WORK TO COMPLETE: Repeat every record below exactly, omitting any pictures.

Collected data entries:
◆ ◆ ◆ ◆ ◆ ◆ ◆
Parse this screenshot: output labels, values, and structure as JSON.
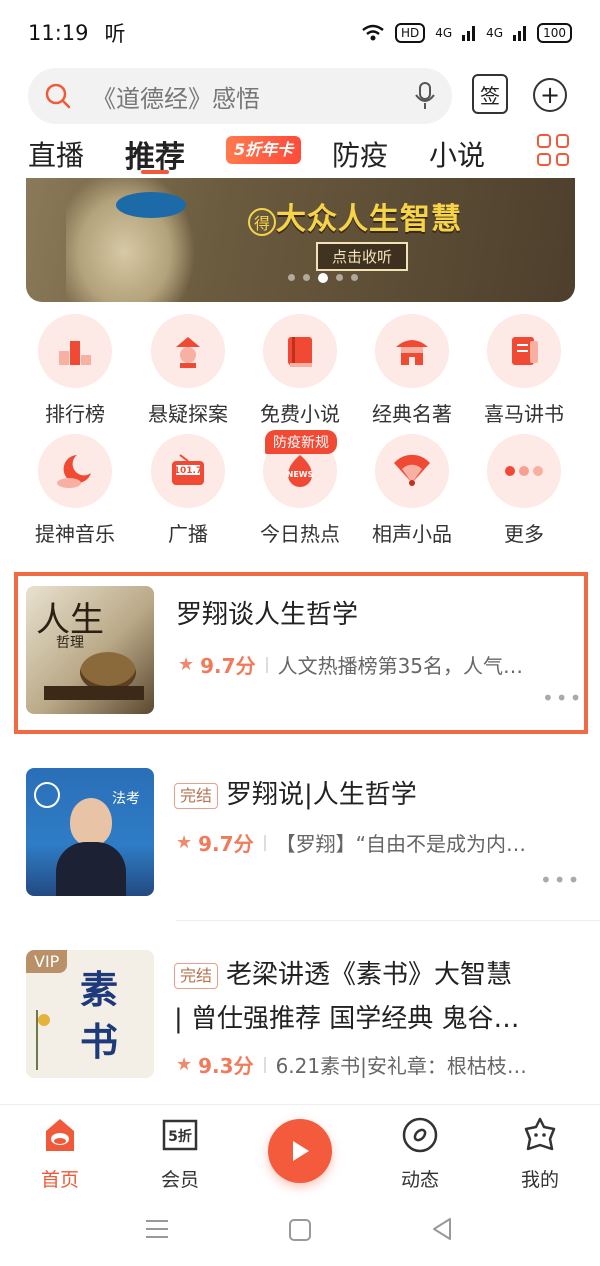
{
  "status": {
    "time": "11:19",
    "extra": "听",
    "hd": "HD",
    "sig1": "4G",
    "sig2": "4G",
    "battery": "100"
  },
  "search": {
    "placeholder": "《道德经》感悟"
  },
  "header": {
    "sign_label": "签"
  },
  "tabs": [
    {
      "label": "直播"
    },
    {
      "label": "推荐"
    },
    {
      "label": "5折年卡"
    },
    {
      "label": "防疫"
    },
    {
      "label": "小说"
    }
  ],
  "banner": {
    "prefix": "得",
    "title": "大众人生智慧",
    "cta": "点击收听"
  },
  "categories": [
    {
      "label": "排行榜",
      "icon": "ranking-icon"
    },
    {
      "label": "悬疑探案",
      "icon": "detective-icon"
    },
    {
      "label": "免费小说",
      "icon": "book-icon"
    },
    {
      "label": "经典名著",
      "icon": "temple-icon"
    },
    {
      "label": "喜马讲书",
      "icon": "notebook-icon"
    },
    {
      "label": "提神音乐",
      "icon": "moon-icon"
    },
    {
      "label": "广播",
      "icon": "radio-icon",
      "display": "101.7"
    },
    {
      "label": "今日热点",
      "icon": "news-icon",
      "tag": "防疫新规",
      "display": "NEWS"
    },
    {
      "label": "相声小品",
      "icon": "fan-icon"
    },
    {
      "label": "更多",
      "icon": "more-icon"
    }
  ],
  "feed": [
    {
      "title": "罗翔谈人生哲学",
      "score": "9.7分",
      "desc": "人文热播榜第35名，人气…",
      "cover_text": "人生",
      "cover_sub": "哲理"
    },
    {
      "tag": "完结",
      "title": "罗翔说|人生哲学",
      "score": "9.7分",
      "desc": "【罗翔】“自由不是成为内…",
      "cover_text": "法考"
    },
    {
      "tag": "完结",
      "title": "老梁讲透《素书》大智慧",
      "title2": "| 曾仕强推荐 国学经典 鬼谷…",
      "score": "9.3分",
      "desc": "6.21素书|安礼章：根枯枝…",
      "cover_text": "素书",
      "cover_badge": "VIP"
    }
  ],
  "bottom_nav": [
    {
      "label": "首页",
      "icon": "home-icon"
    },
    {
      "label": "会员",
      "icon": "vip-icon",
      "display": "5折"
    },
    {
      "label": "动态",
      "icon": "feed-icon"
    },
    {
      "label": "我的",
      "icon": "profile-icon"
    }
  ],
  "colors": {
    "accent": "#f05a3a",
    "highlight_border": "#f16a42"
  }
}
◆ ◆ ◆ ◆ ◆ ◆ ◆
RESULT OF THIS TASK:
Parse this screenshot: output labels, values, and structure as JSON.
{
  "status": {
    "time": "11:19",
    "extra": "听",
    "hd": "HD",
    "sig1": "4G",
    "sig2": "4G",
    "battery": "100"
  },
  "search": {
    "placeholder": "《道德经》感悟"
  },
  "header": {
    "sign_label": "签"
  },
  "tabs": [
    {
      "label": "直播"
    },
    {
      "label": "推荐"
    },
    {
      "label": "5折年卡"
    },
    {
      "label": "防疫"
    },
    {
      "label": "小说"
    }
  ],
  "banner": {
    "prefix": "得",
    "title": "大众人生智慧",
    "cta": "点击收听"
  },
  "categories": [
    {
      "label": "排行榜",
      "icon": "ranking-icon"
    },
    {
      "label": "悬疑探案",
      "icon": "detective-icon"
    },
    {
      "label": "免费小说",
      "icon": "book-icon"
    },
    {
      "label": "经典名著",
      "icon": "temple-icon"
    },
    {
      "label": "喜马讲书",
      "icon": "notebook-icon"
    },
    {
      "label": "提神音乐",
      "icon": "moon-icon"
    },
    {
      "label": "广播",
      "icon": "radio-icon",
      "display": "101.7"
    },
    {
      "label": "今日热点",
      "icon": "news-icon",
      "tag": "防疫新规",
      "display": "NEWS"
    },
    {
      "label": "相声小品",
      "icon": "fan-icon"
    },
    {
      "label": "更多",
      "icon": "more-icon"
    }
  ],
  "feed": [
    {
      "title": "罗翔谈人生哲学",
      "score": "9.7分",
      "desc": "人文热播榜第35名，人气…",
      "cover_text": "人生",
      "cover_sub": "哲理"
    },
    {
      "tag": "完结",
      "title": "罗翔说|人生哲学",
      "score": "9.7分",
      "desc": "【罗翔】“自由不是成为内…",
      "cover_text": "法考"
    },
    {
      "tag": "完结",
      "title": "老梁讲透《素书》大智慧",
      "title2": "| 曾仕强推荐 国学经典 鬼谷…",
      "score": "9.3分",
      "desc": "6.21素书|安礼章：根枯枝…",
      "cover_text": "素书",
      "cover_badge": "VIP"
    }
  ],
  "bottom_nav": [
    {
      "label": "首页",
      "icon": "home-icon"
    },
    {
      "label": "会员",
      "icon": "vip-icon",
      "display": "5折"
    },
    {
      "label": "动态",
      "icon": "feed-icon"
    },
    {
      "label": "我的",
      "icon": "profile-icon"
    }
  ],
  "colors": {
    "accent": "#f05a3a",
    "highlight_border": "#f16a42"
  }
}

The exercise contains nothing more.